■ **STATED PROBLEM**
Below is a set of records. Repeat all of them exactly.

Collection entries:
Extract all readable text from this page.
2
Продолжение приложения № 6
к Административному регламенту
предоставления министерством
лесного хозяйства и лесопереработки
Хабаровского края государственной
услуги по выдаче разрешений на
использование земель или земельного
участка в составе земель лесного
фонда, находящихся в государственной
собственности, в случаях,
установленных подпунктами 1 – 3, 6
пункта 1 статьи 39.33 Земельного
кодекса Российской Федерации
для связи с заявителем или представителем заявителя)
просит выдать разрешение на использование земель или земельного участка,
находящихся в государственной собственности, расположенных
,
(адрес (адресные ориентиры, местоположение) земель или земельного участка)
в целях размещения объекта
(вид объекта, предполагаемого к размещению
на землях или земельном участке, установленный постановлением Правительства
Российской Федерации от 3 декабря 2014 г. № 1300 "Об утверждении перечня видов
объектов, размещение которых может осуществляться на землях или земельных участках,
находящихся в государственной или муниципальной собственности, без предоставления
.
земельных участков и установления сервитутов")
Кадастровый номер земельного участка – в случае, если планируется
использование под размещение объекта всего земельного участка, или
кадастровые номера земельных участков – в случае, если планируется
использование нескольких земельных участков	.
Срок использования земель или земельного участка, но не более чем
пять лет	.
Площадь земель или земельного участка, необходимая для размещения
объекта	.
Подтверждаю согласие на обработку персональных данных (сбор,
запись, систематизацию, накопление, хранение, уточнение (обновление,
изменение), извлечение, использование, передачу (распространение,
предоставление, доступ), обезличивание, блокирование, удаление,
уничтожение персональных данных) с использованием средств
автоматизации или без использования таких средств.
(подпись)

■ **RESULT OF THE TASK**
Extract all readable text from this page.
2
Продолжение приложения № 6
к Административному регламенту
предоставления министерством
лесного хозяйства и лесопереработки
Хабаровского края государственной
услуги по выдаче разрешений на
использование земель или земельного
участка в составе земель лесного
фонда, находящихся в государственной
собственности, в случаях,
установленных подпунктами 1 – 3, 6
пункта 1 статьи 39.33 Земельного
кодекса Российской Федерации
для связи с заявителем или представителем заявителя)
просит выдать разрешение на использование земель или земельного участка,
находящихся в государственной собственности, расположенных
,
(адрес (адресные ориентиры, местоположение) земель или земельного участка)
в целях размещения объекта
(вид объекта, предполагаемого к размещению
на землях или земельном участке, установленный постановлением Правительства
Российской Федерации от 3 декабря 2014 г. № 1300 "Об утверждении перечня видов
объектов, размещение которых может осуществляться на землях или земельных участках,
находящихся в государственной или муниципальной собственности, без предоставления
.
земельных участков и установления сервитутов")
Кадастровый номер земельного участка – в случае, если планируется
использование под размещение объекта всего земельного участка, или
кадастровые номера земельных участков – в случае, если планируется
использование нескольких земельных участков	.
Срок использования земель или земельного участка, но не более чем
пять лет	.
Площадь земель или земельного участка, необходимая для размещения
объекта	.
Подтверждаю согласие на обработку персональных данных (сбор,
запись, систематизацию, накопление, хранение, уточнение (обновление,
изменение), извлечение, использование, передачу (распространение,
предоставление, доступ), обезличивание, блокирование, удаление,
уничтожение персональных данных) с использованием средств
автоматизации или без использования таких средств.
(подпись)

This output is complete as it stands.